>> BEGIN DATA IN THIS EXERCISE
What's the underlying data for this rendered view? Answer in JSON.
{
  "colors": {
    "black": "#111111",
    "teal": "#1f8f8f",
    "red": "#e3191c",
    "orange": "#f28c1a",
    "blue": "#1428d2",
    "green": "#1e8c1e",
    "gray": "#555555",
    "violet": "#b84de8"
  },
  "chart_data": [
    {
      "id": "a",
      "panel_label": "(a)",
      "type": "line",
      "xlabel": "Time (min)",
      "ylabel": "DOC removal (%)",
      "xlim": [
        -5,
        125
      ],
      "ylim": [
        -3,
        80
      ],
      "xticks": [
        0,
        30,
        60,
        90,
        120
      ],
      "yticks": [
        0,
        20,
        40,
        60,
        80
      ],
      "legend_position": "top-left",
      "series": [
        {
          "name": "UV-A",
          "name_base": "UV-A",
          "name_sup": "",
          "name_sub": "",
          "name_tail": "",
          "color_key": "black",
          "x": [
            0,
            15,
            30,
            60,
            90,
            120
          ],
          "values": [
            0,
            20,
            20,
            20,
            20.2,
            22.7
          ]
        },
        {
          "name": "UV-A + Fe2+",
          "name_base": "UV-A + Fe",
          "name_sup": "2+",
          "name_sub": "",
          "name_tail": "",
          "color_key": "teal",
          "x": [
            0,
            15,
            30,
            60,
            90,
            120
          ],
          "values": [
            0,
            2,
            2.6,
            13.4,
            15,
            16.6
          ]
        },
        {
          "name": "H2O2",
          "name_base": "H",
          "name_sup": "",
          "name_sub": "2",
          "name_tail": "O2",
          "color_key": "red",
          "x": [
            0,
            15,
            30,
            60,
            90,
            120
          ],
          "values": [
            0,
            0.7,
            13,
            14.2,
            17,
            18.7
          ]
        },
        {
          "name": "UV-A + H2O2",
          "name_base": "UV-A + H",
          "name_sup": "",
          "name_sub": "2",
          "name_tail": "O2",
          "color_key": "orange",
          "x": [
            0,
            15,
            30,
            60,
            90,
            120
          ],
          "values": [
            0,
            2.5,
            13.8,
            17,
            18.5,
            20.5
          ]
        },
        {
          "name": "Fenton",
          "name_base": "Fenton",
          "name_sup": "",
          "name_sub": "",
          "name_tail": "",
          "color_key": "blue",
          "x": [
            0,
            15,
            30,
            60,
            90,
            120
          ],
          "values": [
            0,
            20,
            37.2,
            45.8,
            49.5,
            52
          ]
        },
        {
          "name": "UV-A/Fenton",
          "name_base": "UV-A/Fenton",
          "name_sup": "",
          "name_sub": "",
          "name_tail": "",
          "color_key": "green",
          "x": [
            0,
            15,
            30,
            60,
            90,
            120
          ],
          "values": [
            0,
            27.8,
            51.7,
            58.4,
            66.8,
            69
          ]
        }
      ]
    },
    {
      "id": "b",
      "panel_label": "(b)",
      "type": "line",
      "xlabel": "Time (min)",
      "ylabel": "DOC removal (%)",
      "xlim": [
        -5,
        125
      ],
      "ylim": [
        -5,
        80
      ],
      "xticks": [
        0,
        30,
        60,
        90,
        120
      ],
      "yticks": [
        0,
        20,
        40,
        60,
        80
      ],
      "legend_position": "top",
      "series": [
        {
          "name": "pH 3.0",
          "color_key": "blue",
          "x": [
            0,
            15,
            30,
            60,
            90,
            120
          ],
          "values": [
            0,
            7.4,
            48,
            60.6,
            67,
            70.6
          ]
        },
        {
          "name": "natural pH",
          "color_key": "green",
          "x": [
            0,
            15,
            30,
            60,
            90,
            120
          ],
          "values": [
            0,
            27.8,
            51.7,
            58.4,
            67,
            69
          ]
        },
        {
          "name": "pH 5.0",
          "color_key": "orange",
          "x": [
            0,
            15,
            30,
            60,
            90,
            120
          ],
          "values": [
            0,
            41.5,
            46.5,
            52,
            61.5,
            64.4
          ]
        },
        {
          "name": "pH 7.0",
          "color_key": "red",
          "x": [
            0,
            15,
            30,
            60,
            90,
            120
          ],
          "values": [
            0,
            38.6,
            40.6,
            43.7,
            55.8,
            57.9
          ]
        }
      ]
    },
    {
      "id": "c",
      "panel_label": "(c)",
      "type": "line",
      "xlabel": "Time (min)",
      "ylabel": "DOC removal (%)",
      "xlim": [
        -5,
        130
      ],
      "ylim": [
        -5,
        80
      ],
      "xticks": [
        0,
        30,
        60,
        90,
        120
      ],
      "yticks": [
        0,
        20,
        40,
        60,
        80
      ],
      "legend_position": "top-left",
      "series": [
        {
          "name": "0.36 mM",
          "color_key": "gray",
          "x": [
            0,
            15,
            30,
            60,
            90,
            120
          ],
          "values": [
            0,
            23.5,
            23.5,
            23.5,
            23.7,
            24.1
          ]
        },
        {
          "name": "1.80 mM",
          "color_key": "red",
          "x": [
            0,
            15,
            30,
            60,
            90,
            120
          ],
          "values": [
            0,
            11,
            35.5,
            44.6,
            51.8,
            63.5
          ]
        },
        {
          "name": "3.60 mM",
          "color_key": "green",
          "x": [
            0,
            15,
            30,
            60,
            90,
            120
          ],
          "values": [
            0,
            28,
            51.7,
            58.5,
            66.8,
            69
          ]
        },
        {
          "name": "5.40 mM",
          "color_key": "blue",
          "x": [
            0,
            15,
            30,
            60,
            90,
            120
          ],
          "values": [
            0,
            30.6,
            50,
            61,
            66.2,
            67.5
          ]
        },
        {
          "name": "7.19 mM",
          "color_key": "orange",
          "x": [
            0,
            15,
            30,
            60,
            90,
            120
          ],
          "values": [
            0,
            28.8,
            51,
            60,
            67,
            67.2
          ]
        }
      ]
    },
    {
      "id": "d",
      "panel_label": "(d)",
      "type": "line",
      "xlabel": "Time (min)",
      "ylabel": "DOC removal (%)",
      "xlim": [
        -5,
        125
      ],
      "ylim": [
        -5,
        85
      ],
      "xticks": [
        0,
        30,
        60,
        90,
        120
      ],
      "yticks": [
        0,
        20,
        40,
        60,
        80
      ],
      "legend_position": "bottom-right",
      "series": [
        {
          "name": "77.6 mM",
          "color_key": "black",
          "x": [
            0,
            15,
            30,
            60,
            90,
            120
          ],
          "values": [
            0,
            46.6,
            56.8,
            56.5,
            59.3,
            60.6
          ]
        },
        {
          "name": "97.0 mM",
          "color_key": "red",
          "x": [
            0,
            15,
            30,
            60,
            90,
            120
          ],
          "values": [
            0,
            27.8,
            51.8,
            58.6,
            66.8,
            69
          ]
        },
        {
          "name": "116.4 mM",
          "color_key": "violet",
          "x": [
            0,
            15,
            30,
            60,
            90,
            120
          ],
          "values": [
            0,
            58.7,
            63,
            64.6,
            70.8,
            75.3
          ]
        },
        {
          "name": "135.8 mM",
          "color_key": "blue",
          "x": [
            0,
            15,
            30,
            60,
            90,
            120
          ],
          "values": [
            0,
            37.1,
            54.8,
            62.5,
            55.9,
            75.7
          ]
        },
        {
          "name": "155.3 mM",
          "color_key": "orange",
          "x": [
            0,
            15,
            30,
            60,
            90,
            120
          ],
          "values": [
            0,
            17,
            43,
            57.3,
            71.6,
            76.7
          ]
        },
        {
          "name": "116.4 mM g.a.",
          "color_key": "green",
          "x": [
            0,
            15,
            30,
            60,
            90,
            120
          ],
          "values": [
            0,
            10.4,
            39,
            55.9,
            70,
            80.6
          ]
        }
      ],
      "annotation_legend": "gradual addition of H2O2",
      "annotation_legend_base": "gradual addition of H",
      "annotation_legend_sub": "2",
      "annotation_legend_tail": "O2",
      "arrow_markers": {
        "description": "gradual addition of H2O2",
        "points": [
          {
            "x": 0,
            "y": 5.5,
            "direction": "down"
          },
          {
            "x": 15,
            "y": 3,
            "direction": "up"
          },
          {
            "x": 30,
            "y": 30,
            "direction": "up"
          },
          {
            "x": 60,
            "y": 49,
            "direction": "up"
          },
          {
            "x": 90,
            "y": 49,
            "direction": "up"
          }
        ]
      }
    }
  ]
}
>> END DATA IN THIS EXERCISE
=== THE REQUEST ===
Extract all lines from the data in which "Fenton" is found.

=== RESPONSE BELOW ===
          "name": "Fenton",
          "name_base": "Fenton",
          "name": "UV-A/Fenton",
          "name_base": "UV-A/Fenton",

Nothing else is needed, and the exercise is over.